-------- AVAILABLE DATA

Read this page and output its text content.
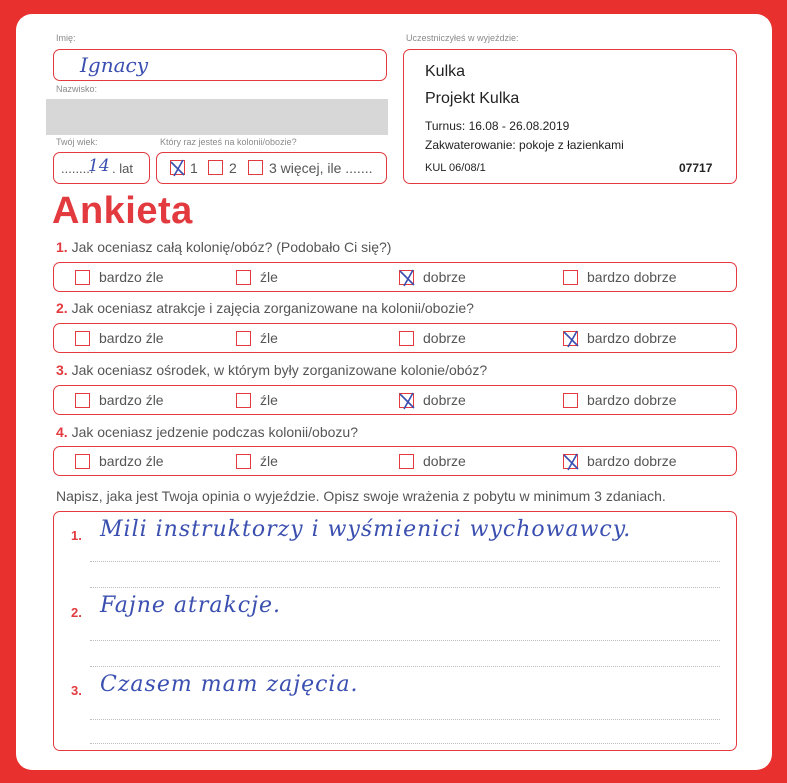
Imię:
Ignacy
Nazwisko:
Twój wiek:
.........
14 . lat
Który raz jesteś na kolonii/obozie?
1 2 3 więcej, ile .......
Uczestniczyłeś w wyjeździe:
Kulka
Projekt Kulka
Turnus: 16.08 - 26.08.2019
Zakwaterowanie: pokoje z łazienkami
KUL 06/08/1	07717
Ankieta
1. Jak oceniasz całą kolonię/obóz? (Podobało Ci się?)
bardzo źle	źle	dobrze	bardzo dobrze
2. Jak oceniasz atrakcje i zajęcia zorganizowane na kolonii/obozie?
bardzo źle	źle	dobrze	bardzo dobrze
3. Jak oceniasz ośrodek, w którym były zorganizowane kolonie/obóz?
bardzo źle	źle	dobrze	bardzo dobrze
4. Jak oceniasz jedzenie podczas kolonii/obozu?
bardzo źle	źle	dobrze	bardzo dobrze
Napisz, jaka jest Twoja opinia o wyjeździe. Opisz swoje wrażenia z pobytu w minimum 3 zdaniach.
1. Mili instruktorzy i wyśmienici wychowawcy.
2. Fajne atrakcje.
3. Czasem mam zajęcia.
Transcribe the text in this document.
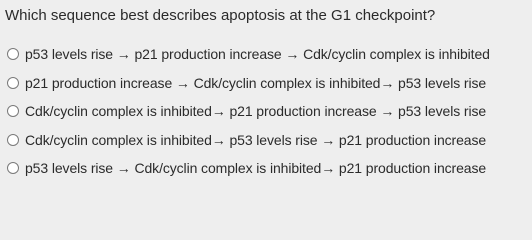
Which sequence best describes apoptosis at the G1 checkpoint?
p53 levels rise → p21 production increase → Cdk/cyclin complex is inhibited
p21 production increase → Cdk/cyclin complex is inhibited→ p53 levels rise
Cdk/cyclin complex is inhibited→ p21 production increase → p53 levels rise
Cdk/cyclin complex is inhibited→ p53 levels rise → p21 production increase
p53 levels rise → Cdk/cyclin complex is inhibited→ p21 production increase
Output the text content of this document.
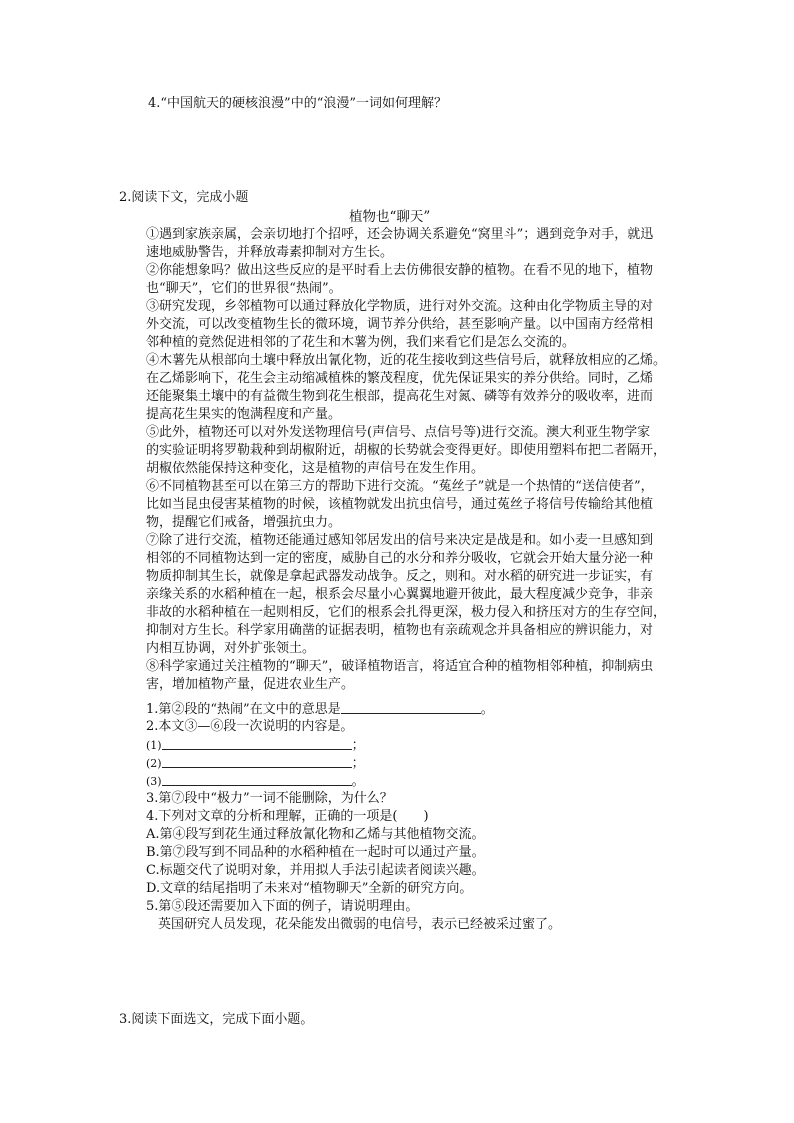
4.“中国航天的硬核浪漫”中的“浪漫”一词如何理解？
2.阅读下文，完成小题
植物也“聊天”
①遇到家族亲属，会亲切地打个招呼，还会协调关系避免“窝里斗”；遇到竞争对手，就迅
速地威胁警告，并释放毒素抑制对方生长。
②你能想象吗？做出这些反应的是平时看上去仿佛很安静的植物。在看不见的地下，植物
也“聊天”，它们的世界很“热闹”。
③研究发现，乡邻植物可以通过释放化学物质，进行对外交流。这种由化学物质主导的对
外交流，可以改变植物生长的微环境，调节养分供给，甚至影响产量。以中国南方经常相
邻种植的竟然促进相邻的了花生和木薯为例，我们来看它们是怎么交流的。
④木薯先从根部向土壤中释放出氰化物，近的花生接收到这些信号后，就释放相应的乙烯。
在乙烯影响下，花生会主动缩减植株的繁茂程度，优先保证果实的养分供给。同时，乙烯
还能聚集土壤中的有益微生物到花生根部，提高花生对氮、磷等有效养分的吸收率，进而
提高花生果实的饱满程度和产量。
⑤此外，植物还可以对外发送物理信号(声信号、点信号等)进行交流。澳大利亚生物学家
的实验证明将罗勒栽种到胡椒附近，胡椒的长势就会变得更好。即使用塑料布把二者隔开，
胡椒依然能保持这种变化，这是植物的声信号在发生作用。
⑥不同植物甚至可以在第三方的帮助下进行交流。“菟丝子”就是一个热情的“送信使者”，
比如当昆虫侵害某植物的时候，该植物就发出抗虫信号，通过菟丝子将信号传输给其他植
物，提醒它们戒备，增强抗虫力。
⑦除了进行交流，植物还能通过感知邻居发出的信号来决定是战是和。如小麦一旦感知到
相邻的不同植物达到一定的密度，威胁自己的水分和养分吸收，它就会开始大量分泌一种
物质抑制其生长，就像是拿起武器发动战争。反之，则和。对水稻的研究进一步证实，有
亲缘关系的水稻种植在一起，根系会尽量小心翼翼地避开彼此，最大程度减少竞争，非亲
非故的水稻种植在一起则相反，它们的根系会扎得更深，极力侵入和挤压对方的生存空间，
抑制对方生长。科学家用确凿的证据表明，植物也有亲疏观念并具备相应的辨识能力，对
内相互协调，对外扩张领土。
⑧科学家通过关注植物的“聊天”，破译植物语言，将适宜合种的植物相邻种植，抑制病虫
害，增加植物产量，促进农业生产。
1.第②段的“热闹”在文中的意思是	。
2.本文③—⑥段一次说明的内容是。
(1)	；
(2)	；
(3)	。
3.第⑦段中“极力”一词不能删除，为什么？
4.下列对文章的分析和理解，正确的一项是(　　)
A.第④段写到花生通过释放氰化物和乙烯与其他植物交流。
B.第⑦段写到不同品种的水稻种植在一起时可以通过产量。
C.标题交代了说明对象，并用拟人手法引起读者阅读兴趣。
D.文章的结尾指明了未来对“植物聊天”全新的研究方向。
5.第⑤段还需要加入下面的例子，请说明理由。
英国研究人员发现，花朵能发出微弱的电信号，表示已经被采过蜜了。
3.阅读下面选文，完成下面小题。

----------------
-------- AVAILABLE DATA

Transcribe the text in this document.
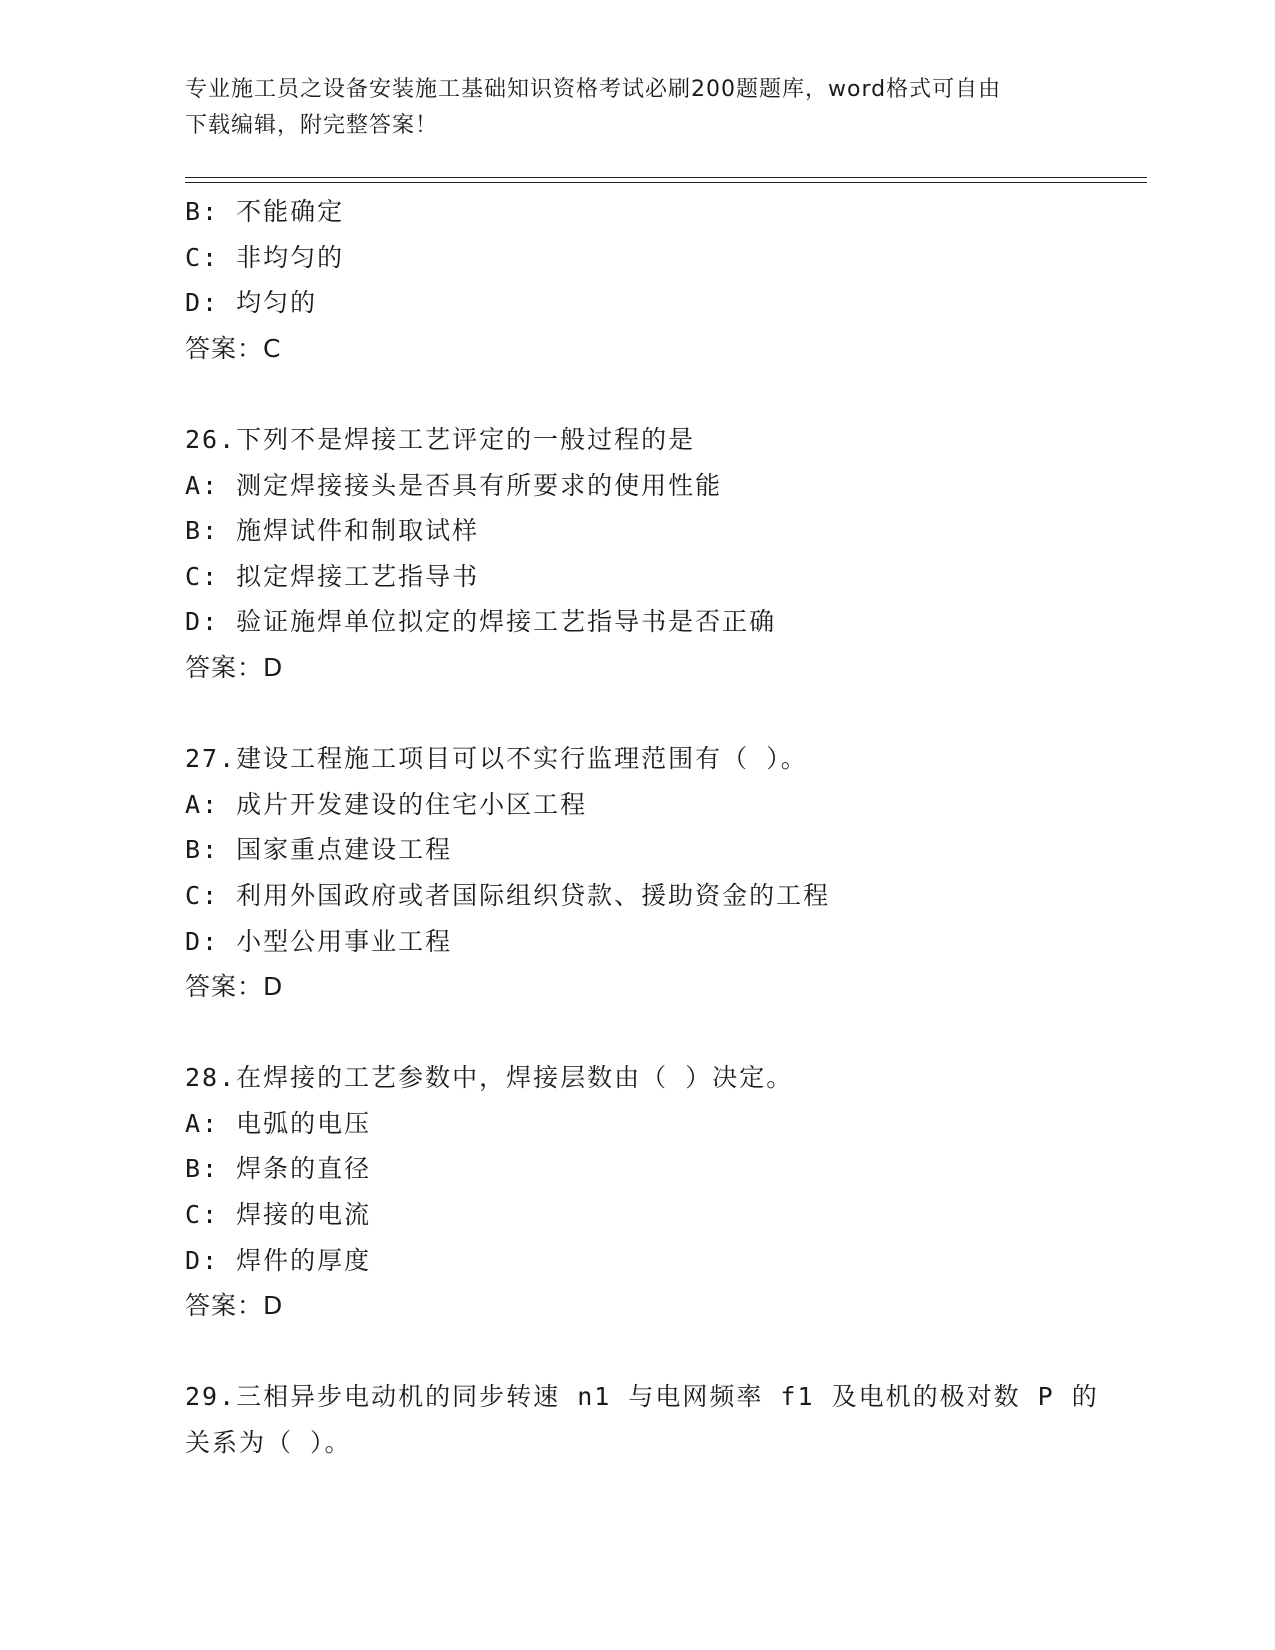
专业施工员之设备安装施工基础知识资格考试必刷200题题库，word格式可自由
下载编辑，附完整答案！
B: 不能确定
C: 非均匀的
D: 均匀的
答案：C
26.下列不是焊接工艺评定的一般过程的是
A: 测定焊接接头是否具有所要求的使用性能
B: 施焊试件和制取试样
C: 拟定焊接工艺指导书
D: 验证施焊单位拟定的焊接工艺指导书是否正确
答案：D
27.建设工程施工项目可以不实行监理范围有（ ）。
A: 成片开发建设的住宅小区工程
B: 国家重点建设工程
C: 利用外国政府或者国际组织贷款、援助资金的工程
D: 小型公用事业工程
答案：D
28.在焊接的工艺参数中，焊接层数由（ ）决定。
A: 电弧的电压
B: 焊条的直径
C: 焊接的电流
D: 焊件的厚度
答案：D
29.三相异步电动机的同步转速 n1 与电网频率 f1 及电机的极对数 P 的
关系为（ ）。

----------------

* **EXERCISE**:
Within the entries above, work out how many lines contain the word "cyclin". The number alone is the answer.

* **EXERCISE SOLUTION**:
5